### DO THIS
Here are records with pictures in them. Copy all of them exactly and leave the pictures out.

### LISTING
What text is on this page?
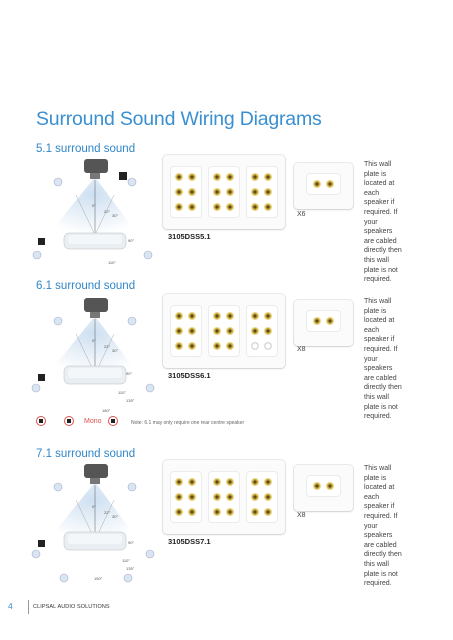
Surround Sound Wiring Diagrams
5.1 surround sound
0°
22°
30°
90°
110°
3105DSS5.1
X6
This wall plate is located at each speaker if required. If your speakers are cabled directly then this wall plate is not required.
6.1 surround sound
0°
22°
30°
90°
110°
135°
180°
Mono	Note: 6.1 may only require one rear centre speaker
3105DSS6.1
X8
This wall plate is located at each speaker if required. If your speakers are cabled directly then this wall plate is not required.
7.1 surround sound
0°
22°
30°
90°
110°
135°
150°
3105DSS7.1
X8
This wall plate is located at each speaker if required. If your speakers are cabled directly then this wall plate is not required.
4	CLIPSAL AUDIO SOLUTIONS
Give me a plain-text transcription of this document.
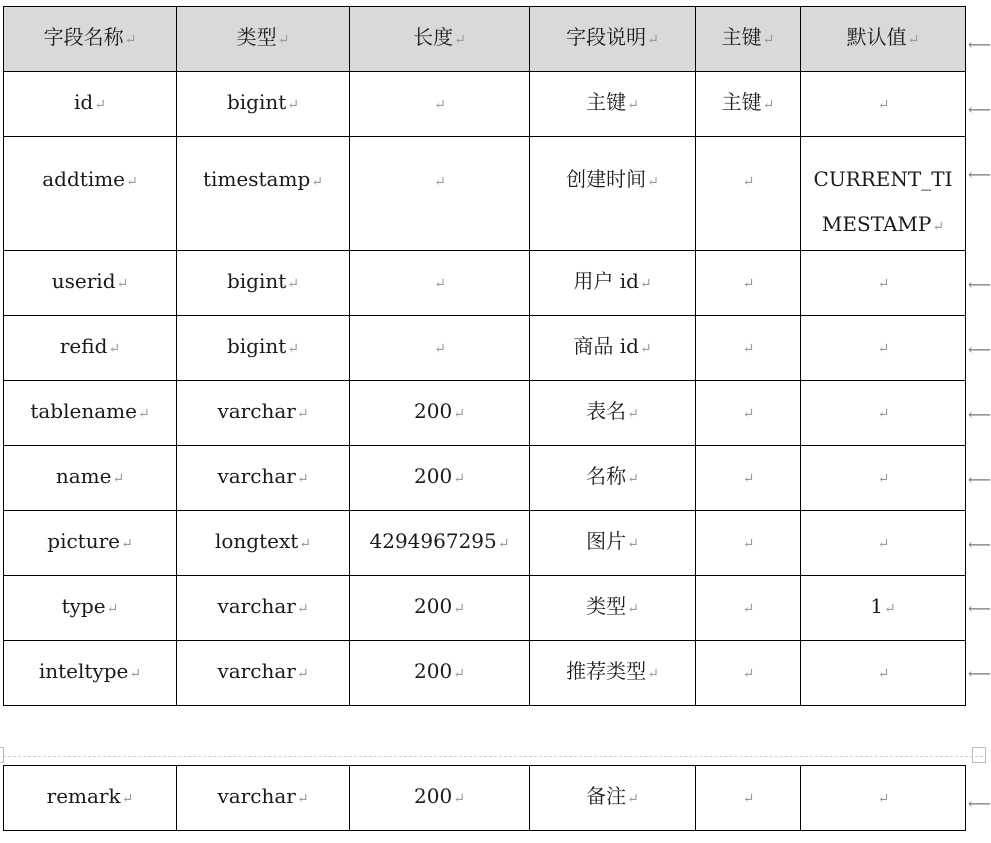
字段名称↵	类型↵	长度↵	字段说明↵	主键↵	默认值↵
id↵	bigint↵	↵	主键↵	主键↵	↵
addtime↵	timestamp↵	↵	创建时间↵	↵	CURRENT_TIMESTAMP↵
userid↵	bigint↵	↵	用户 id↵	↵	↵
refid↵	bigint↵	↵	商品 id↵	↵	↵
tablename↵	varchar↵	200↵	表名↵	↵	↵
name↵	varchar↵	200↵	名称↵	↵	↵
picture↵	longtext↵	4294967295↵	图片↵	↵	↵
type↵	varchar↵	200↵	类型↵	↵	1↵
inteltype↵	varchar↵	200↵	推荐类型↵	↵	↵
remark↵	varchar↵	200↵	备注↵	↵	↵
⟵
⟵
⟵
⟵
⟵
⟵
⟵
⟵
⟵
⟵
⟵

### SOLUTION BELOW
What text is on this page?
Surround Sound Wiring Diagrams
5.1 surround sound
0°
22°
30°
90°
110°
3105DSS5.1
X6
This wall plate is located at each speaker if required. If your speakers are cabled directly then this wall plate is not required.
6.1 surround sound
0°
22°
30°
90°
110°
135°
180°
Mono	Note: 6.1 may only require one rear centre speaker
3105DSS6.1
X8
This wall plate is located at each speaker if required. If your speakers are cabled directly then this wall plate is not required.
7.1 surround sound
0°
22°
30°
90°
110°
135°
150°
3105DSS7.1
X8
This wall plate is located at each speaker if required. If your speakers are cabled directly then this wall plate is not required.
4	CLIPSAL AUDIO SOLUTIONS
Give me a plain-text transcription of this document.
字段名称↵	类型↵	长度↵	字段说明↵	主键↵	默认值↵
id↵	bigint↵	↵	主键↵	主键↵	↵
addtime↵	timestamp↵	↵	创建时间↵	↵	CURRENT_TIMESTAMP↵
userid↵	bigint↵	↵	用户 id↵	↵	↵
refid↵	bigint↵	↵	商品 id↵	↵	↵
tablename↵	varchar↵	200↵	表名↵	↵	↵
name↵	varchar↵	200↵	名称↵	↵	↵
picture↵	longtext↵	4294967295↵	图片↵	↵	↵
type↵	varchar↵	200↵	类型↵	↵	1↵
inteltype↵	varchar↵	200↵	推荐类型↵	↵	↵
remark↵	varchar↵	200↵	备注↵	↵	↵
⟵
⟵
⟵
⟵
⟵
⟵
⟵
⟵
⟵
⟵
⟵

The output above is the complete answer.